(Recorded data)

◆ ◆ ◆ ◆

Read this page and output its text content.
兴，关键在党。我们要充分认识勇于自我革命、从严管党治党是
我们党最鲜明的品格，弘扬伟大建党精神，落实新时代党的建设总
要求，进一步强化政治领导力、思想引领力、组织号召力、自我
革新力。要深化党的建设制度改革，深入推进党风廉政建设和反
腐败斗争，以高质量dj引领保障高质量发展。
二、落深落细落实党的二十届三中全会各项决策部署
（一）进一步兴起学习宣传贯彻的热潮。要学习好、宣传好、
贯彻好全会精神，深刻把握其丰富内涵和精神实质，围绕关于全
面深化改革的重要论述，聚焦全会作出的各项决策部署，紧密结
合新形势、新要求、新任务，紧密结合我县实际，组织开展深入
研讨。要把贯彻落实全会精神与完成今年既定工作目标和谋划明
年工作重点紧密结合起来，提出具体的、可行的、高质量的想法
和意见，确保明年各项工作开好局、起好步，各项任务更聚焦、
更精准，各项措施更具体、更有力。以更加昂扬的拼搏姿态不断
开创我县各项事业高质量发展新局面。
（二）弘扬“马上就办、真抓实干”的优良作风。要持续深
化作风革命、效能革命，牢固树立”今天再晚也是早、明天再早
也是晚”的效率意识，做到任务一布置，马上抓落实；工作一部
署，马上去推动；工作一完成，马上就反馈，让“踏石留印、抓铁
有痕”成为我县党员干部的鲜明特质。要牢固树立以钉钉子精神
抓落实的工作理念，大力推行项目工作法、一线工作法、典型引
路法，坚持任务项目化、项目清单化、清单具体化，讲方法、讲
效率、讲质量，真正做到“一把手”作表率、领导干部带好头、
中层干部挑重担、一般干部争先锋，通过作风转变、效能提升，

◆ ◆ ◆ ◆

Short problem:
Extract all the material, leaving every line as it is.

Correct response:
Read this page and output its text content.
兴，关键在党。我们要充分认识勇于自我革命、从严管党治党是
我们党最鲜明的品格，弘扬伟大建党精神，落实新时代党的建设总
要求，进一步强化政治领导力、思想引领力、组织号召力、自我
革新力。要深化党的建设制度改革，深入推进党风廉政建设和反
腐败斗争，以高质量dj引领保障高质量发展。
二、落深落细落实党的二十届三中全会各项决策部署
（一）进一步兴起学习宣传贯彻的热潮。要学习好、宣传好、
贯彻好全会精神，深刻把握其丰富内涵和精神实质，围绕关于全
面深化改革的重要论述，聚焦全会作出的各项决策部署，紧密结
合新形势、新要求、新任务，紧密结合我县实际，组织开展深入
研讨。要把贯彻落实全会精神与完成今年既定工作目标和谋划明
年工作重点紧密结合起来，提出具体的、可行的、高质量的想法
和意见，确保明年各项工作开好局、起好步，各项任务更聚焦、
更精准，各项措施更具体、更有力。以更加昂扬的拼搏姿态不断
开创我县各项事业高质量发展新局面。
（二）弘扬“马上就办、真抓实干”的优良作风。要持续深
化作风革命、效能革命，牢固树立”今天再晚也是早、明天再早
也是晚”的效率意识，做到任务一布置，马上抓落实；工作一部
署，马上去推动；工作一完成，马上就反馈，让“踏石留印、抓铁
有痕”成为我县党员干部的鲜明特质。要牢固树立以钉钉子精神
抓落实的工作理念，大力推行项目工作法、一线工作法、典型引
路法，坚持任务项目化、项目清单化、清单具体化，讲方法、讲
效率、讲质量，真正做到“一把手”作表率、领导干部带好头、
中层干部挑重担、一般干部争先锋，通过作风转变、效能提升，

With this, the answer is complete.